» **Yang Diminta**: Salin kembali bagian kutipan tentang Subang Industrial Park, dimulai dengan "Konversi Lahan Menghilangkan" dan berlanjut hingga "dan lahan perkebunan.". Ganti "hektar" dengan "hektare".

» **Kutipan Bacaan**:
········
Begitupun yang tengah terjadi di Subang, Jawa Barat. Pembangunan Subang Industrial Park adalah salah satu upaya dalam mengejar pertumbuhan ekonomi. Namun, apakah pertumbuhan ekonomi yang tinggi, serta merta menjadikan rakyatnya sejahtera?
Kawasan Industri yang berlokasi di Subang, sedang digarap oleh PT Surya Semesta Internusa Tbk. (SSIA), Melalui anak usahanya PT Suryacipta Swadaya (SCS) yang telah sukses membangun kawasan industri di Karawang selama 30 tahun. SSIA mendapatkan dana pinjaman untuk membangun Subang dari IFC (Internasional Finance Coorporation). [1]
IFC merupakan anggota word bank yang diatur oleh 184 negara anggotanya dan berkantor di Washington DC. Inilah yang dinamakan utang berbalut investasi. Seolah pembangunan Subang Industrial Park berskemakan investasi, nyatanya SSIA pun mendapat pinjaman dari lembaga yang berafiliansi pada AS. Gelontoran dana dari IFC pun bisa menjadi indikasi adanya hegemoni AS atas pembangunan industri di Jabar.
Konversi Lahan Menghilangkan Mata Pencaharian dan Mengancam Ketahanan Pangan
Nantinya, SCS akan menggunakan dana pinjaman tersebut untuk pembangunan tahap 1 dari proyek industri dengan total luas 2.700 hektar. Tiga BUMN yang mengembangkan kawasan industri sebesar 11.000 hektar itu yakni, WIKA, PTPN dan RNI. [2]
Dengan adanya pembangunan kawasan Industri yang besar-besaran, itu artinya akan terjadi alih fungsi lahan yang juga besar-besaran. Dan Sebagaian besar lahan yang akan dikonversi berupa lahan sawah dan lahan perkebunan.
········
» **Baris Tersedia**:
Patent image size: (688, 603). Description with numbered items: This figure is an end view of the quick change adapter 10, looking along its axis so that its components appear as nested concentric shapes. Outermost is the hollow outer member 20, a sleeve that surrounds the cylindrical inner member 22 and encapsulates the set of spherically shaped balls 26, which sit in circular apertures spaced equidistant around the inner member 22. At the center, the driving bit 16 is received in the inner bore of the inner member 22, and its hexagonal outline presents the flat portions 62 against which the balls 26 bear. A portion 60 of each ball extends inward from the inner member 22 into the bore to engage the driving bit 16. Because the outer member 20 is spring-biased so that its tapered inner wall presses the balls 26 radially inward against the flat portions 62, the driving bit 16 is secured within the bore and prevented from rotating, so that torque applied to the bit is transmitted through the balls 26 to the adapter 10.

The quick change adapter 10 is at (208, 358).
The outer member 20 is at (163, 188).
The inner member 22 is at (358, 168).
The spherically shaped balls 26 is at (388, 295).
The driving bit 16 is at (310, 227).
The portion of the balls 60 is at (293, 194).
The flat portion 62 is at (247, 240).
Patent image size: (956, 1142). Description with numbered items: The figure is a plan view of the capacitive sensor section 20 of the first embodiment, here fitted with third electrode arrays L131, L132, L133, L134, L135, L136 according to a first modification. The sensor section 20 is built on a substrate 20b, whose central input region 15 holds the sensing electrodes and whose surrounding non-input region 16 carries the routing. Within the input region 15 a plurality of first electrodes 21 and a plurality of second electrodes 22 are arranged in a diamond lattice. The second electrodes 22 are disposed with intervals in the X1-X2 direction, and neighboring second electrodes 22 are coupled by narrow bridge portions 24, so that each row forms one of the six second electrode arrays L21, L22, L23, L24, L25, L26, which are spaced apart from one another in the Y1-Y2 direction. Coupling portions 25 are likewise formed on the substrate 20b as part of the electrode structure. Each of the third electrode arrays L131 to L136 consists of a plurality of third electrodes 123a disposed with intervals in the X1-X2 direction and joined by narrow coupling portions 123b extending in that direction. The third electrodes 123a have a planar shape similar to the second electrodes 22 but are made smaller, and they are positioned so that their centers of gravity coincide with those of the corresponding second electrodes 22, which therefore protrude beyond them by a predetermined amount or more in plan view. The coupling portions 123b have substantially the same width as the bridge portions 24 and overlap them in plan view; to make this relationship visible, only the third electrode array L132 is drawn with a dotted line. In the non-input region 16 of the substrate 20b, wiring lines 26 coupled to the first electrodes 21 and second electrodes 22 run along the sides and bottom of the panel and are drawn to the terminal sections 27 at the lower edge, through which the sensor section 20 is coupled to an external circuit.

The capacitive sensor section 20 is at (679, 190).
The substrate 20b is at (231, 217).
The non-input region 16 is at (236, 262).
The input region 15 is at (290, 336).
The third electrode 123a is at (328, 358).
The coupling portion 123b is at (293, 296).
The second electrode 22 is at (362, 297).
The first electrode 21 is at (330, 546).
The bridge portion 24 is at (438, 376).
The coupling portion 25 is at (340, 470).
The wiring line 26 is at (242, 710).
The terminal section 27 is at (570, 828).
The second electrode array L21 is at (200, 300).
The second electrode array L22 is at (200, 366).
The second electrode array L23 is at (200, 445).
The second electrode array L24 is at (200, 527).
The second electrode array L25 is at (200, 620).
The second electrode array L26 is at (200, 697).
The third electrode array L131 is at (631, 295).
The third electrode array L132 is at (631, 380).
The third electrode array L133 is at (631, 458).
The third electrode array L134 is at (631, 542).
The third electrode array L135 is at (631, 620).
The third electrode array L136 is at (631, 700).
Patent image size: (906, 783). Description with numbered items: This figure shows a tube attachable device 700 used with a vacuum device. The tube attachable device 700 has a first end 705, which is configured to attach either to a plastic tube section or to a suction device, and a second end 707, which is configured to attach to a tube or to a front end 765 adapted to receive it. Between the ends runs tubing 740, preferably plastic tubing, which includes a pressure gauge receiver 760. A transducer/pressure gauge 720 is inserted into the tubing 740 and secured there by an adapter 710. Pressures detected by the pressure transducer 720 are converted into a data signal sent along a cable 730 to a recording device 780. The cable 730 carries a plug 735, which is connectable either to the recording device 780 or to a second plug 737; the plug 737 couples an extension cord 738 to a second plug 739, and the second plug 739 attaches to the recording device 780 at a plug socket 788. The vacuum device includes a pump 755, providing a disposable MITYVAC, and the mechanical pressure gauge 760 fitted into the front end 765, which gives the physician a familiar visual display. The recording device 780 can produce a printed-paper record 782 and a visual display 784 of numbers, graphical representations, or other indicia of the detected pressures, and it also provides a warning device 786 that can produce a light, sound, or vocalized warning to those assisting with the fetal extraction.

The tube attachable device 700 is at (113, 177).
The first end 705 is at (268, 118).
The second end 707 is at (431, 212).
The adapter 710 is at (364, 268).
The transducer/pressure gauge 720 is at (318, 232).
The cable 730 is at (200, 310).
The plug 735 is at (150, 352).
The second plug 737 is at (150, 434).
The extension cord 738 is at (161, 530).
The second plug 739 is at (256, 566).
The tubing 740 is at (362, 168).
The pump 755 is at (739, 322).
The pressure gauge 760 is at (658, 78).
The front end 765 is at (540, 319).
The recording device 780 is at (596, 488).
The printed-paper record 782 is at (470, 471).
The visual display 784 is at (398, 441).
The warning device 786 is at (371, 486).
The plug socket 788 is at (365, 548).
········
» **Jawaban Tugas**:
Konversi Lahan Menghilangkan Mata Pencaharian dan Mengancam Ketahanan Pangan
Nantinya, SCS akan menggunakan dana pinjaman tersebut untuk pembangunan tahap 1 dari proyek industri dengan total luas 2.700 hektare. Tiga BUMN yang mengembangkan kawasan industri sebesar 11.000 hektare itu yakni, WIKA, PTPN dan RNI. [2]
Dengan adanya pembangunan kawasan Industri yang besar-besaran, itu artinya akan terjadi alih fungsi lahan yang juga besar-besaran. Dan Sebagaian besar lahan yang akan dikonversi berupa lahan sawah dan lahan perkebunan.